WORK TO COMPLETE
Drop every picture, then transcribe the remaining data exactly.

[Items from a dataset]
_ _ _ _ _ _ _

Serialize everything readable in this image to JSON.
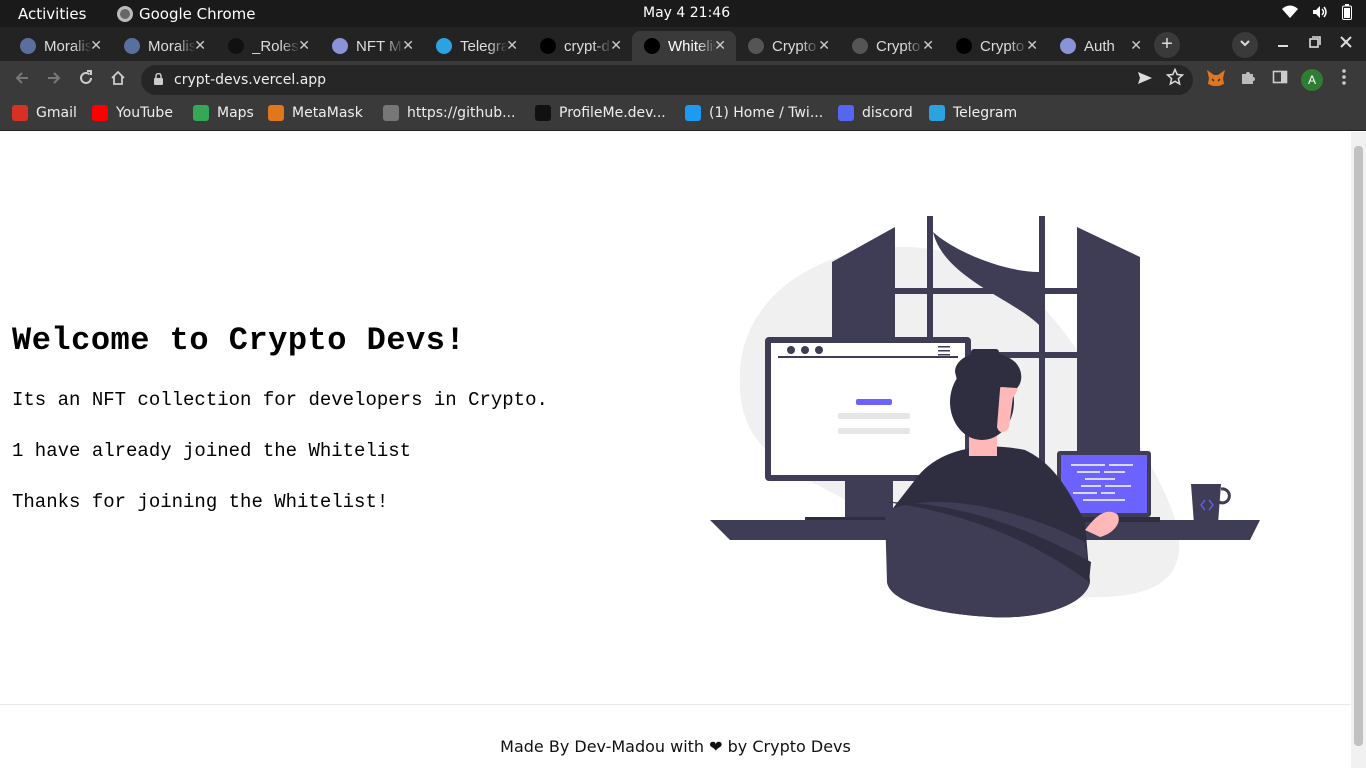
{
  "system_bar": {
    "activities": "Activities",
    "app_name": "Google Chrome",
    "clock": "May 4  21:46"
  },
  "tabs": [
    {
      "title": "Moralis",
      "icon": "moralis-icon",
      "color": "#5a6f9e"
    },
    {
      "title": "Moralis",
      "icon": "moralis-icon",
      "color": "#5a6f9e"
    },
    {
      "title": "_Roles",
      "icon": "m-logo-icon",
      "color": "#111111"
    },
    {
      "title": "NFT Marketplace",
      "icon": "ethereum-icon",
      "color": "#8a92d8"
    },
    {
      "title": "Telegram",
      "icon": "telegram-icon",
      "color": "#2aa3e0"
    },
    {
      "title": "crypt-devs",
      "icon": "vercel-icon",
      "color": "#000000"
    },
    {
      "title": "Whitelist Dapp",
      "icon": "vercel-icon",
      "color": "#000000",
      "active": true
    },
    {
      "title": "Crypto Devs",
      "icon": "blank-icon",
      "color": "#555555"
    },
    {
      "title": "Crypto Devs",
      "icon": "blank-icon",
      "color": "#555555"
    },
    {
      "title": "Crypto Devs",
      "icon": "vercel-icon",
      "color": "#000000"
    },
    {
      "title": "Auth",
      "icon": "ethereum-icon",
      "color": "#8a92d8"
    }
  ],
  "omnibox": {
    "url": "crypt-devs.vercel.app"
  },
  "profile_initial": "A",
  "bookmarks": [
    {
      "label": "Gmail",
      "icon": "gmail-icon",
      "color": "#d93025"
    },
    {
      "label": "YouTube",
      "icon": "youtube-icon",
      "color": "#ff0000"
    },
    {
      "label": "Maps",
      "icon": "maps-icon",
      "color": "#34a853"
    },
    {
      "label": "MetaMask",
      "icon": "metamask-icon",
      "color": "#e2761b"
    },
    {
      "label": "https://github...",
      "icon": "globe-icon",
      "color": "#777777"
    },
    {
      "label": "ProfileMe.dev...",
      "icon": "profileme-icon",
      "color": "#111111"
    },
    {
      "label": "(1) Home / Twi...",
      "icon": "twitter-icon",
      "color": "#1d9bf0"
    },
    {
      "label": "discord",
      "icon": "discord-icon",
      "color": "#5865f2"
    },
    {
      "label": "Telegram",
      "icon": "telegram-icon",
      "color": "#2aa3e0"
    }
  ],
  "page": {
    "title": "Welcome to Crypto Devs!",
    "description": "Its an NFT collection for developers in Crypto.",
    "joined": "1 have already joined the Whitelist",
    "thanks": "Thanks for joining the Whitelist!",
    "footer": "Made By Dev-Madou with ❤ by Crypto Devs"
  },
  "colors": {
    "accent": "#6c63ff",
    "dark": "#3f3d56"
  }
}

_ _ _ _ _ _ _

WORKED SOLUTION
Serialize everything readable in this image to JSON.
{
  "system_bar": {
    "activities": "Activities",
    "app_name": "Google Chrome",
    "clock": "May 4  21:46"
  },
  "tabs": [
    {
      "title": "Moralis",
      "icon": "moralis-icon",
      "color": "#5a6f9e"
    },
    {
      "title": "Moralis",
      "icon": "moralis-icon",
      "color": "#5a6f9e"
    },
    {
      "title": "_Roles",
      "icon": "m-logo-icon",
      "color": "#111111"
    },
    {
      "title": "NFT Marketplace",
      "icon": "ethereum-icon",
      "color": "#8a92d8"
    },
    {
      "title": "Telegram",
      "icon": "telegram-icon",
      "color": "#2aa3e0"
    },
    {
      "title": "crypt-devs",
      "icon": "vercel-icon",
      "color": "#000000"
    },
    {
      "title": "Whitelist Dapp",
      "icon": "vercel-icon",
      "color": "#000000",
      "active": true
    },
    {
      "title": "Crypto Devs",
      "icon": "blank-icon",
      "color": "#555555"
    },
    {
      "title": "Crypto Devs",
      "icon": "blank-icon",
      "color": "#555555"
    },
    {
      "title": "Crypto Devs",
      "icon": "vercel-icon",
      "color": "#000000"
    },
    {
      "title": "Auth",
      "icon": "ethereum-icon",
      "color": "#8a92d8"
    }
  ],
  "omnibox": {
    "url": "crypt-devs.vercel.app"
  },
  "profile_initial": "A",
  "bookmarks": [
    {
      "label": "Gmail",
      "icon": "gmail-icon",
      "color": "#d93025"
    },
    {
      "label": "YouTube",
      "icon": "youtube-icon",
      "color": "#ff0000"
    },
    {
      "label": "Maps",
      "icon": "maps-icon",
      "color": "#34a853"
    },
    {
      "label": "MetaMask",
      "icon": "metamask-icon",
      "color": "#e2761b"
    },
    {
      "label": "https://github...",
      "icon": "globe-icon",
      "color": "#777777"
    },
    {
      "label": "ProfileMe.dev...",
      "icon": "profileme-icon",
      "color": "#111111"
    },
    {
      "label": "(1) Home / Twi...",
      "icon": "twitter-icon",
      "color": "#1d9bf0"
    },
    {
      "label": "discord",
      "icon": "discord-icon",
      "color": "#5865f2"
    },
    {
      "label": "Telegram",
      "icon": "telegram-icon",
      "color": "#2aa3e0"
    }
  ],
  "page": {
    "title": "Welcome to Crypto Devs!",
    "description": "Its an NFT collection for developers in Crypto.",
    "joined": "1 have already joined the Whitelist",
    "thanks": "Thanks for joining the Whitelist!",
    "footer": "Made By Dev-Madou with ❤ by Crypto Devs"
  },
  "colors": {
    "accent": "#6c63ff",
    "dark": "#3f3d56"
  }
}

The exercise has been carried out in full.